# START OF Data
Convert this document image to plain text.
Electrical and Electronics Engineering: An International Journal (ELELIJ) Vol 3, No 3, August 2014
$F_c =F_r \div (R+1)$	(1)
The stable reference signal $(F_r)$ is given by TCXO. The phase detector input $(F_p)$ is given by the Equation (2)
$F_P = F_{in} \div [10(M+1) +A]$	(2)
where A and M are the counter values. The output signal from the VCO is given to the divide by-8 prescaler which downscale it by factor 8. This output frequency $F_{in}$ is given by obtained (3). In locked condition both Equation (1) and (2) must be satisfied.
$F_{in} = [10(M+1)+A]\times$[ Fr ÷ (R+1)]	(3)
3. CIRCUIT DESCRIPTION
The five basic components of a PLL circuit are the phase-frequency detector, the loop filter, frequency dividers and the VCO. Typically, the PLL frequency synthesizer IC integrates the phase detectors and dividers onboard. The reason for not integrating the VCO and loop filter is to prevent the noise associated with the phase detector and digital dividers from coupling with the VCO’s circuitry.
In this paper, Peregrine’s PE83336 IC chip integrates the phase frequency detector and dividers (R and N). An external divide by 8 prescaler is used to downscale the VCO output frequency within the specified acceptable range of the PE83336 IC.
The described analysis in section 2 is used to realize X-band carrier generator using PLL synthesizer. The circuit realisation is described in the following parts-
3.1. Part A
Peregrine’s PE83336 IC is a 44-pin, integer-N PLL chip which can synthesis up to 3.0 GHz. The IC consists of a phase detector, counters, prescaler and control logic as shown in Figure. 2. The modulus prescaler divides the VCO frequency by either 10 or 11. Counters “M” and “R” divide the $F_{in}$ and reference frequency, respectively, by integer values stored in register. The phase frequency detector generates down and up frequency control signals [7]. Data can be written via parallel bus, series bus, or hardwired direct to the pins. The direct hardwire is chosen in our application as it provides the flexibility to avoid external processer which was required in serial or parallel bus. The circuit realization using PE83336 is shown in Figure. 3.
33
# END OF Data
◆ Task brief
Output all of the data above without any alteration.

◆ Answer for the task
Convert this document image to plain text.
Electrical and Electronics Engineering: An International Journal (ELELIJ) Vol 3, No 3, August 2014
$F_c =F_r \div (R+1)$	(1)
The stable reference signal $(F_r)$ is given by TCXO. The phase detector input $(F_p)$ is given by the Equation (2)
$F_P = F_{in} \div [10(M+1) +A]$	(2)
where A and M are the counter values. The output signal from the VCO is given to the divide by-8 prescaler which downscale it by factor 8. This output frequency $F_{in}$ is given by obtained (3). In locked condition both Equation (1) and (2) must be satisfied.
$F_{in} = [10(M+1)+A]\times$[ Fr ÷ (R+1)]	(3)
3. CIRCUIT DESCRIPTION
The five basic components of a PLL circuit are the phase-frequency detector, the loop filter, frequency dividers and the VCO. Typically, the PLL frequency synthesizer IC integrates the phase detectors and dividers onboard. The reason for not integrating the VCO and loop filter is to prevent the noise associated with the phase detector and digital dividers from coupling with the VCO’s circuitry.
In this paper, Peregrine’s PE83336 IC chip integrates the phase frequency detector and dividers (R and N). An external divide by 8 prescaler is used to downscale the VCO output frequency within the specified acceptable range of the PE83336 IC.
The described analysis in section 2 is used to realize X-band carrier generator using PLL synthesizer. The circuit realisation is described in the following parts-
3.1. Part A
Peregrine’s PE83336 IC is a 44-pin, integer-N PLL chip which can synthesis up to 3.0 GHz. The IC consists of a phase detector, counters, prescaler and control logic as shown in Figure. 2. The modulus prescaler divides the VCO frequency by either 10 or 11. Counters “M” and “R” divide the $F_{in}$ and reference frequency, respectively, by integer values stored in register. The phase frequency detector generates down and up frequency control signals [7]. Data can be written via parallel bus, series bus, or hardwired direct to the pins. The direct hardwire is chosen in our application as it provides the flexibility to avoid external processer which was required in serial or parallel bus. The circuit realization using PE83336 is shown in Figure. 3.
33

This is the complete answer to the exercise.